Work to be completed
Leave out every picture, and return exactly the lines from the line containing "Serialize everything readable" through the end of the records below, both inclusive.

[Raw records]
'''
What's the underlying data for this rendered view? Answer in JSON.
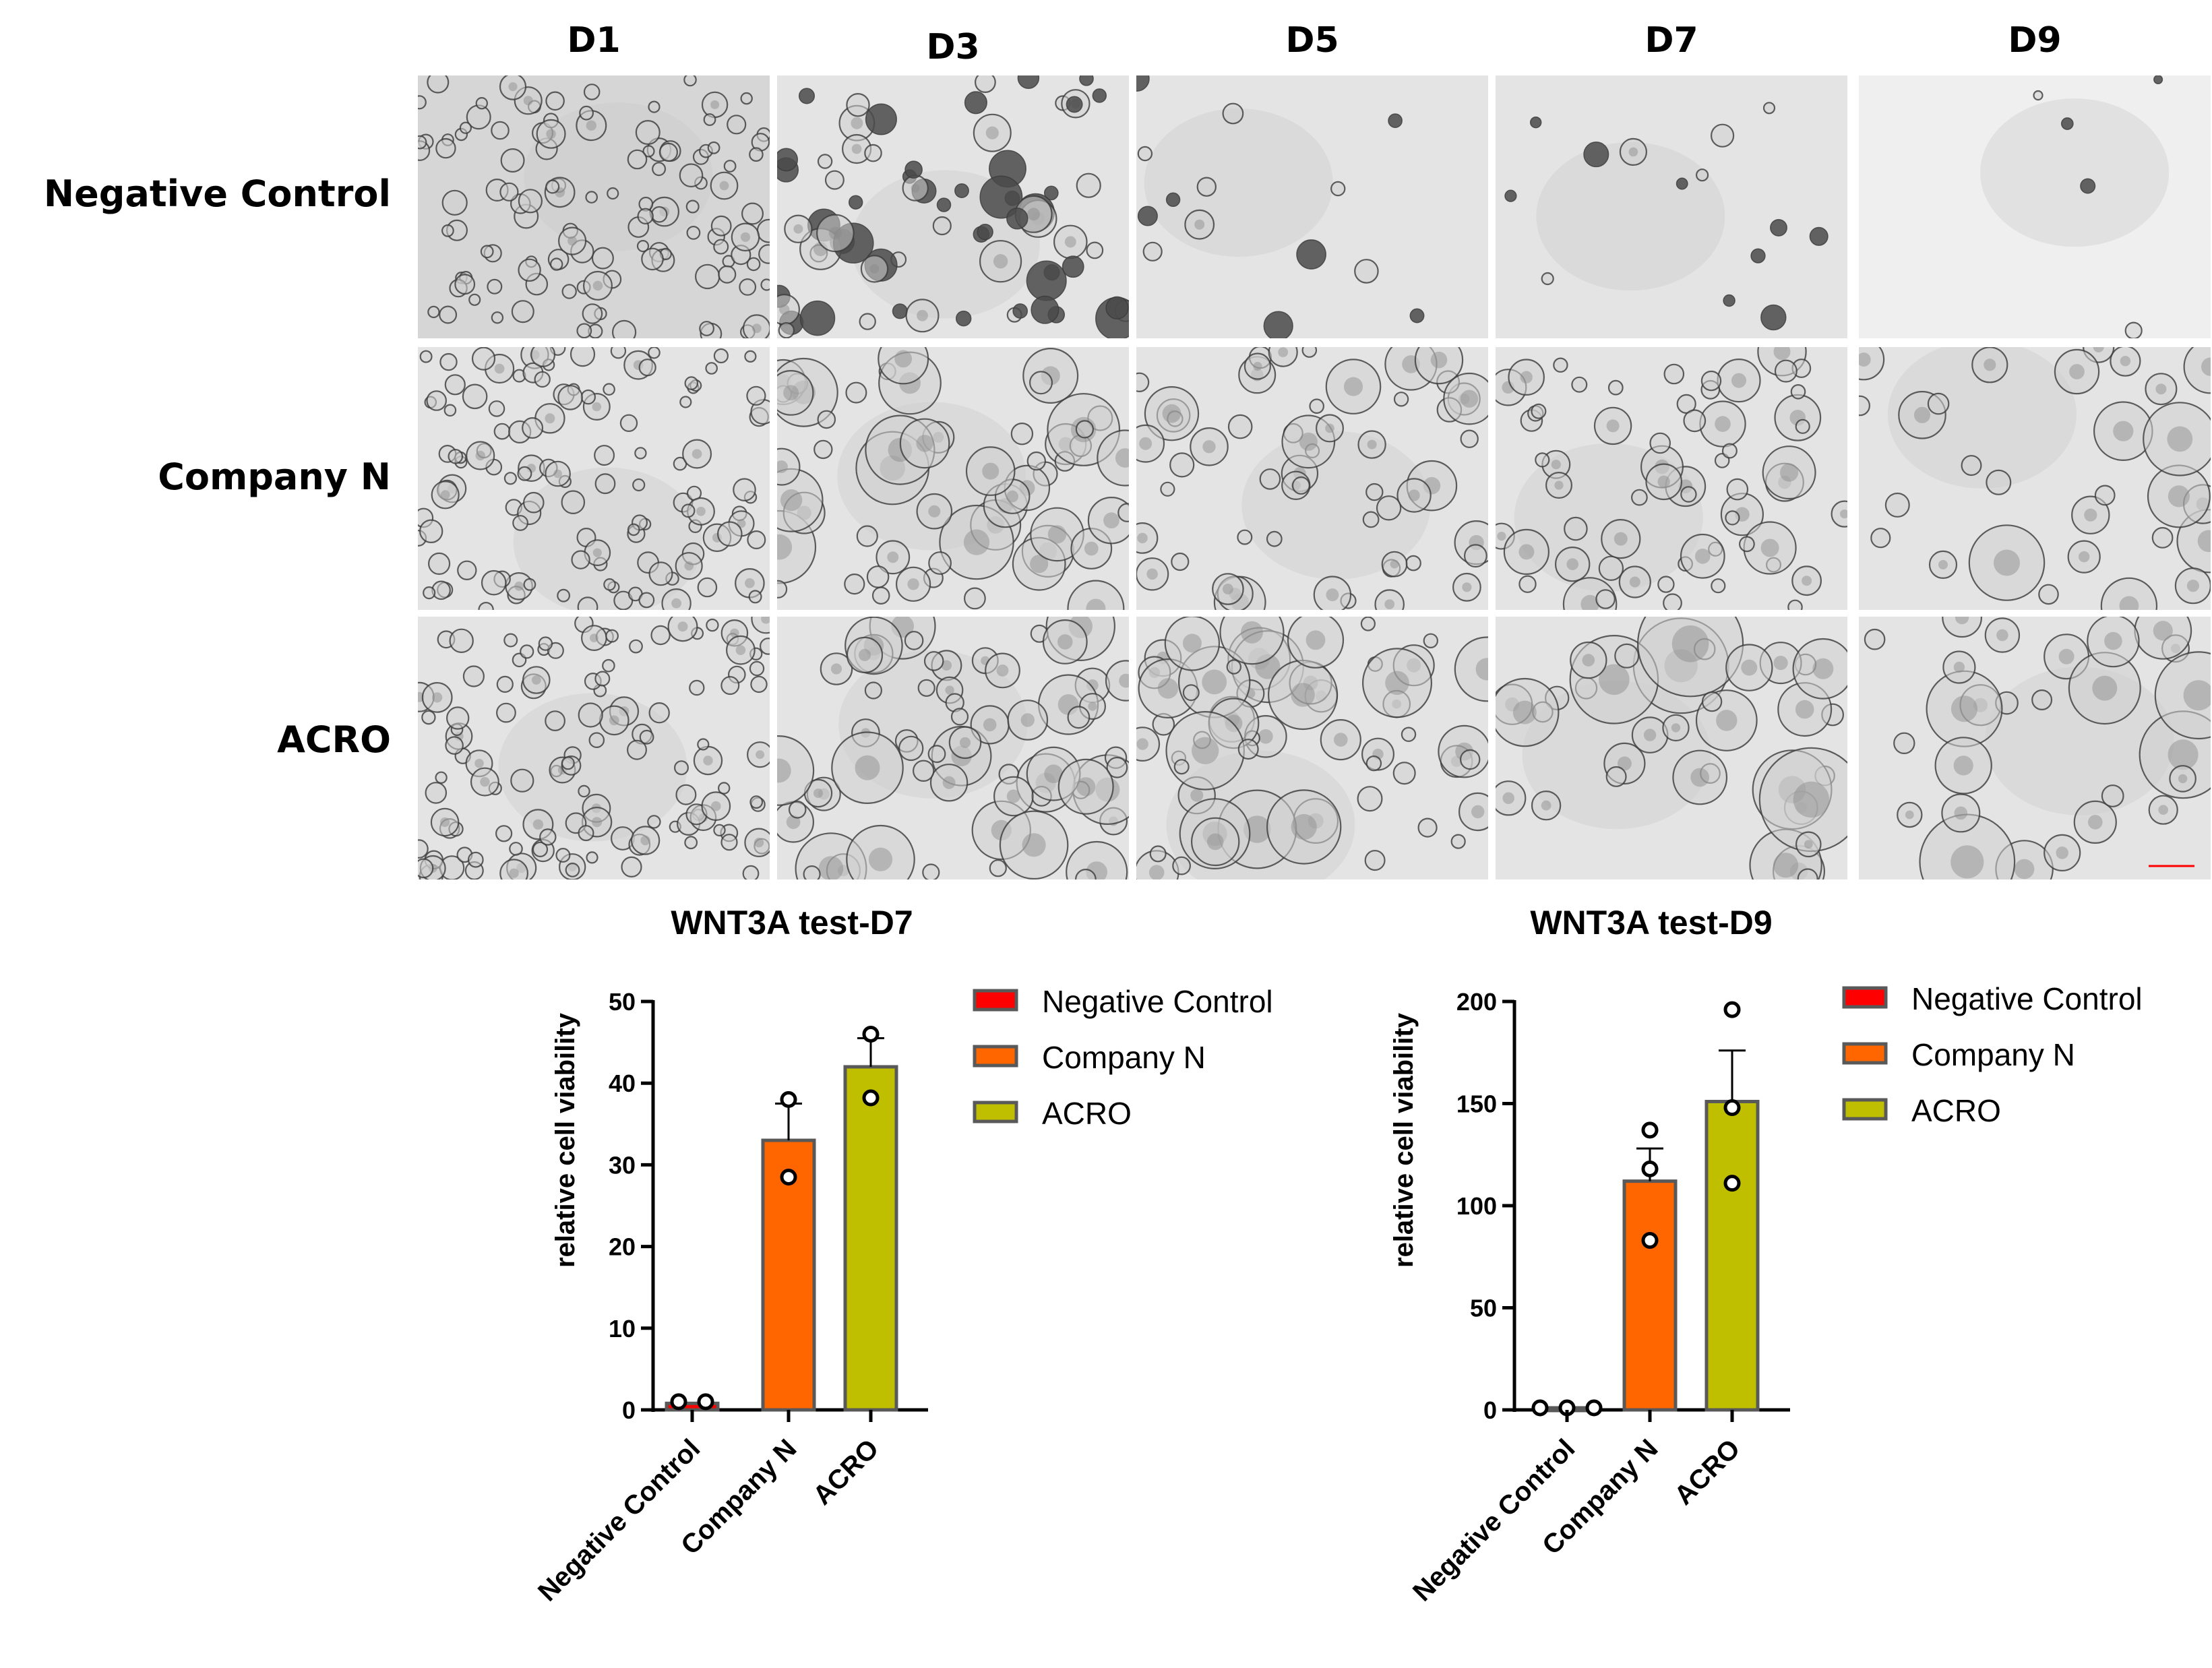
{
  "figure": {
    "columns": [
      "D1",
      "D3",
      "D5",
      "D7",
      "D9"
    ],
    "rows": [
      "Negative Control",
      "Company N",
      "ACRO"
    ]
  },
  "colors": {
    "Negative Control": "#ff0000",
    "Company N": "#ff6600",
    "ACRO": "#bfbf00",
    "bar_stroke": "#595959"
  },
  "chart_data": [
    {
      "type": "bar",
      "title": "WNT3A test-D7",
      "xlabel": "",
      "ylabel": "relative cell viability",
      "ylim": [
        0,
        50
      ],
      "yticks": [
        0,
        10,
        20,
        30,
        40,
        50
      ],
      "categories": [
        "Negative Control",
        "Company N",
        "ACRO"
      ],
      "values": [
        0.8,
        33,
        42
      ],
      "errors": [
        0.2,
        4.5,
        3.5
      ],
      "points": [
        [
          1,
          1
        ],
        [
          38,
          28.5
        ],
        [
          46,
          38.2
        ]
      ],
      "legend": {
        "position": "right",
        "entries": [
          "Negative Control",
          "Company N",
          "ACRO"
        ]
      },
      "grid": false
    },
    {
      "type": "bar",
      "title": "WNT3A test-D9",
      "xlabel": "",
      "ylabel": "relative cell viability",
      "ylim": [
        0,
        200
      ],
      "yticks": [
        0,
        50,
        100,
        150,
        200
      ],
      "categories": [
        "Negative Control",
        "Company N",
        "ACRO"
      ],
      "values": [
        1,
        112,
        151
      ],
      "errors": [
        0.5,
        16,
        25
      ],
      "points": [
        [
          1,
          1,
          1
        ],
        [
          137,
          118,
          83
        ],
        [
          196,
          148,
          111
        ]
      ],
      "legend": {
        "position": "right",
        "entries": [
          "Negative Control",
          "Company N",
          "ACRO"
        ]
      },
      "grid": false
    }
  ]
}
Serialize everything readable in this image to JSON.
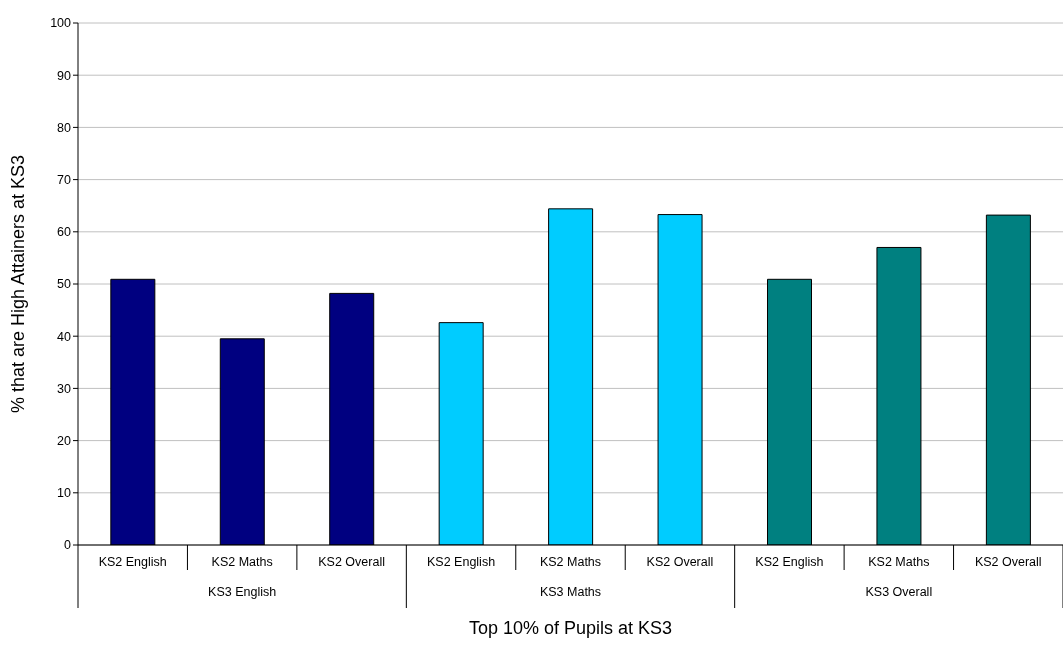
{
  "chart_data": {
    "type": "bar",
    "xlabel": "Top 10% of Pupils at KS3",
    "ylabel": "% that are High Attainers at KS3",
    "categories": [
      "KS2 English",
      "KS2 Maths",
      "KS2 Overall",
      "KS2 English",
      "KS2 Maths",
      "KS2 Overall",
      "KS2 English",
      "KS2 Maths",
      "KS2 Overall"
    ],
    "values": [
      50.9,
      39.5,
      48.2,
      42.6,
      64.4,
      63.3,
      50.9,
      57.0,
      63.2
    ],
    "colors": [
      "#000080",
      "#000080",
      "#000080",
      "#00ccff",
      "#00ccff",
      "#00ccff",
      "#008080",
      "#008080",
      "#008080"
    ],
    "annotations": [
      "KS3 English",
      "KS3 Maths",
      "KS3 Overall"
    ],
    "ylim": [
      0,
      100
    ],
    "yticks": [
      0,
      10,
      20,
      30,
      40,
      50,
      60,
      70,
      80,
      90,
      100
    ],
    "grid": "y",
    "legend": false
  }
}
'''
Reply to the task
Serialize everything readable in this image to JSON.
{
  "chart_data": {
    "type": "bar",
    "xlabel": "Top 10% of Pupils at KS3",
    "ylabel": "% that are High Attainers at KS3",
    "categories": [
      "KS2 English",
      "KS2 Maths",
      "KS2 Overall",
      "KS2 English",
      "KS2 Maths",
      "KS2 Overall",
      "KS2 English",
      "KS2 Maths",
      "KS2 Overall"
    ],
    "values": [
      50.9,
      39.5,
      48.2,
      42.6,
      64.4,
      63.3,
      50.9,
      57.0,
      63.2
    ],
    "colors": [
      "#000080",
      "#000080",
      "#000080",
      "#00ccff",
      "#00ccff",
      "#00ccff",
      "#008080",
      "#008080",
      "#008080"
    ],
    "annotations": [
      "KS3 English",
      "KS3 Maths",
      "KS3 Overall"
    ],
    "ylim": [
      0,
      100
    ],
    "yticks": [
      0,
      10,
      20,
      30,
      40,
      50,
      60,
      70,
      80,
      90,
      100
    ],
    "grid": "y",
    "legend": false
  }
}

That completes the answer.